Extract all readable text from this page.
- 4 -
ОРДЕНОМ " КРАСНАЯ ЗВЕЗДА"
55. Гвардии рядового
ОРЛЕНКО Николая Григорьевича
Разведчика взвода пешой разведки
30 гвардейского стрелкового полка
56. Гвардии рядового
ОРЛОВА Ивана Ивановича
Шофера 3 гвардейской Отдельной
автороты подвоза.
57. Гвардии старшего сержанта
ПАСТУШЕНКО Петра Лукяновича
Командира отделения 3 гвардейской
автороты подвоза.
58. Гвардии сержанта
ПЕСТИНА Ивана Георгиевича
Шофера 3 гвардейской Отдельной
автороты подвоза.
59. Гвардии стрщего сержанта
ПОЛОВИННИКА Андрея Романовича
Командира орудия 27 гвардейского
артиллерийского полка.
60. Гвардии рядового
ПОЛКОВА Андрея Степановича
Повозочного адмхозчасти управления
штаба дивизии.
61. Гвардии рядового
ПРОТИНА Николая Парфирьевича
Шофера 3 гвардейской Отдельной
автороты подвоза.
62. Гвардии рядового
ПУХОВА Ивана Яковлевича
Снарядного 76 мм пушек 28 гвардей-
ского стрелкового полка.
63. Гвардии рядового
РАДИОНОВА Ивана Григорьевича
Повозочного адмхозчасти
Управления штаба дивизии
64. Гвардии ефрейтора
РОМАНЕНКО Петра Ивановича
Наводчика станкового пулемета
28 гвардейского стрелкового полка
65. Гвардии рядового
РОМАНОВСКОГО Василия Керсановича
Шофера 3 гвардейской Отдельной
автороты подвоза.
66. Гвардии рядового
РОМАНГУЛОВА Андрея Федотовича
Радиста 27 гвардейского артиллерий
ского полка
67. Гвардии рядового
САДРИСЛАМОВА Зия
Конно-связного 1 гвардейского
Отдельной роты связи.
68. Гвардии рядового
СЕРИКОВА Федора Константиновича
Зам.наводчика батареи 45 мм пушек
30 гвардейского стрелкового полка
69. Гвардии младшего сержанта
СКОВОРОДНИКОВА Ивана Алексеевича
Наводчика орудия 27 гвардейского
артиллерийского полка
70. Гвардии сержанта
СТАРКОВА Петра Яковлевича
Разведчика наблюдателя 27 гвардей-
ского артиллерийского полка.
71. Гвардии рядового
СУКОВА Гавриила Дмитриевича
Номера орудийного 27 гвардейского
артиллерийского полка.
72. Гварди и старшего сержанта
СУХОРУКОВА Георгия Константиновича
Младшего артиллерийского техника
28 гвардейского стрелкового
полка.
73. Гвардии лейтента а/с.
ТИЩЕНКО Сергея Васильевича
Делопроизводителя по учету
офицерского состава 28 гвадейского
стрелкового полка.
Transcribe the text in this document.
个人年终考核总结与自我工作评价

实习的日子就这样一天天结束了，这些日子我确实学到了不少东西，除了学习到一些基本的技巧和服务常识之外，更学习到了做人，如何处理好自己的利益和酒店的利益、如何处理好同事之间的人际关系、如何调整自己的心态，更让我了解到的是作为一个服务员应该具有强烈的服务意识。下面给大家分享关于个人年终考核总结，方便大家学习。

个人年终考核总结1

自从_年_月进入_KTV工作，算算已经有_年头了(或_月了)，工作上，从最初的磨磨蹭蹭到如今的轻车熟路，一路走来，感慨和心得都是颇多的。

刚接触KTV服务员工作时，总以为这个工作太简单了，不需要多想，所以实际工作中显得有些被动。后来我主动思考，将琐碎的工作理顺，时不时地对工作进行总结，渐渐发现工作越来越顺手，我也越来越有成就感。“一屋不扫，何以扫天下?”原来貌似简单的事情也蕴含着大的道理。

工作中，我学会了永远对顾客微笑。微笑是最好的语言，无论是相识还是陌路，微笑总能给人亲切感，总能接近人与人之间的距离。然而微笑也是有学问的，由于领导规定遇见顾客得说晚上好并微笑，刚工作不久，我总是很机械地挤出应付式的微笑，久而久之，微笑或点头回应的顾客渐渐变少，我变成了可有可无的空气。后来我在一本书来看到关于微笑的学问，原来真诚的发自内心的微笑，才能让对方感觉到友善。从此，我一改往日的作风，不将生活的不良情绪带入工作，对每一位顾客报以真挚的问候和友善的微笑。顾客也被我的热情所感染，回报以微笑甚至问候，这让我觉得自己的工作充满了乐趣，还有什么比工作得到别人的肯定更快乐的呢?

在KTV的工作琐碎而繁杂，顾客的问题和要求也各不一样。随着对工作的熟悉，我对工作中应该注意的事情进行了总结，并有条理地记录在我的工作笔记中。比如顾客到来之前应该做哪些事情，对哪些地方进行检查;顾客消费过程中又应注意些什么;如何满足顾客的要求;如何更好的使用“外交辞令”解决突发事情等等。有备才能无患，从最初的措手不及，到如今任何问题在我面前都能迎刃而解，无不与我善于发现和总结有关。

**INSTRUCTION**
Extract each entry in full, exactly as given.

**RESPONSE TO THE TASK**
Extract all readable text from this page.
- 4 -
ОРДЕНОМ " КРАСНАЯ ЗВЕЗДА"
55. Гвардии рядового
ОРЛЕНКО Николая Григорьевича
Разведчика взвода пешой разведки
30 гвардейского стрелкового полка
56. Гвардии рядового
ОРЛОВА Ивана Ивановича
Шофера 3 гвардейской Отдельной
автороты подвоза.
57. Гвардии старшего сержанта
ПАСТУШЕНКО Петра Лукяновича
Командира отделения 3 гвардейской
автороты подвоза.
58. Гвардии сержанта
ПЕСТИНА Ивана Георгиевича
Шофера 3 гвардейской Отдельной
автороты подвоза.
59. Гвардии стрщего сержанта
ПОЛОВИННИКА Андрея Романовича
Командира орудия 27 гвардейского
артиллерийского полка.
60. Гвардии рядового
ПОЛКОВА Андрея Степановича
Повозочного адмхозчасти управления
штаба дивизии.
61. Гвардии рядового
ПРОТИНА Николая Парфирьевича
Шофера 3 гвардейской Отдельной
автороты подвоза.
62. Гвардии рядового
ПУХОВА Ивана Яковлевича
Снарядного 76 мм пушек 28 гвардей-
ского стрелкового полка.
63. Гвардии рядового
РАДИОНОВА Ивана Григорьевича
Повозочного адмхозчасти
Управления штаба дивизии
64. Гвардии ефрейтора
РОМАНЕНКО Петра Ивановича
Наводчика станкового пулемета
28 гвардейского стрелкового полка
65. Гвардии рядового
РОМАНОВСКОГО Василия Керсановича
Шофера 3 гвардейской Отдельной
автороты подвоза.
66. Гвардии рядового
РОМАНГУЛОВА Андрея Федотовича
Радиста 27 гвардейского артиллерий
ского полка
67. Гвардии рядового
САДРИСЛАМОВА Зия
Конно-связного 1 гвардейского
Отдельной роты связи.
68. Гвардии рядового
СЕРИКОВА Федора Константиновича
Зам.наводчика батареи 45 мм пушек
30 гвардейского стрелкового полка
69. Гвардии младшего сержанта
СКОВОРОДНИКОВА Ивана Алексеевича
Наводчика орудия 27 гвардейского
артиллерийского полка
70. Гвардии сержанта
СТАРКОВА Петра Яковлевича
Разведчика наблюдателя 27 гвардей-
ского артиллерийского полка.
71. Гвардии рядового
СУКОВА Гавриила Дмитриевича
Номера орудийного 27 гвардейского
артиллерийского полка.
72. Гварди и старшего сержанта
СУХОРУКОВА Георгия Константиновича
Младшего артиллерийского техника
28 гвардейского стрелкового
полка.
73. Гвардии лейтента а/с.
ТИЩЕНКО Сергея Васильевича
Делопроизводителя по учету
офицерского состава 28 гвадейского
стрелкового полка.
Transcribe the text in this document.
个人年终考核总结与自我工作评价

实习的日子就这样一天天结束了，这些日子我确实学到了不少东西，除了学习到一些基本的技巧和服务常识之外，更学习到了做人，如何处理好自己的利益和酒店的利益、如何处理好同事之间的人际关系、如何调整自己的心态，更让我了解到的是作为一个服务员应该具有强烈的服务意识。下面给大家分享关于个人年终考核总结，方便大家学习。

个人年终考核总结1

自从_年_月进入_KTV工作，算算已经有_年头了(或_月了)，工作上，从最初的磨磨蹭蹭到如今的轻车熟路，一路走来，感慨和心得都是颇多的。

刚接触KTV服务员工作时，总以为这个工作太简单了，不需要多想，所以实际工作中显得有些被动。后来我主动思考，将琐碎的工作理顺，时不时地对工作进行总结，渐渐发现工作越来越顺手，我也越来越有成就感。“一屋不扫，何以扫天下?”原来貌似简单的事情也蕴含着大的道理。

工作中，我学会了永远对顾客微笑。微笑是最好的语言，无论是相识还是陌路，微笑总能给人亲切感，总能接近人与人之间的距离。然而微笑也是有学问的，由于领导规定遇见顾客得说晚上好并微笑，刚工作不久，我总是很机械地挤出应付式的微笑，久而久之，微笑或点头回应的顾客渐渐变少，我变成了可有可无的空气。后来我在一本书来看到关于微笑的学问，原来真诚的发自内心的微笑，才能让对方感觉到友善。从此，我一改往日的作风，不将生活的不良情绪带入工作，对每一位顾客报以真挚的问候和友善的微笑。顾客也被我的热情所感染，回报以微笑甚至问候，这让我觉得自己的工作充满了乐趣，还有什么比工作得到别人的肯定更快乐的呢?

在KTV的工作琐碎而繁杂，顾客的问题和要求也各不一样。随着对工作的熟悉，我对工作中应该注意的事情进行了总结，并有条理地记录在我的工作笔记中。比如顾客到来之前应该做哪些事情，对哪些地方进行检查;顾客消费过程中又应注意些什么;如何满足顾客的要求;如何更好的使用“外交辞令”解决突发事情等等。有备才能无患，从最初的措手不及，到如今任何问题在我面前都能迎刃而解，无不与我善于发现和总结有关。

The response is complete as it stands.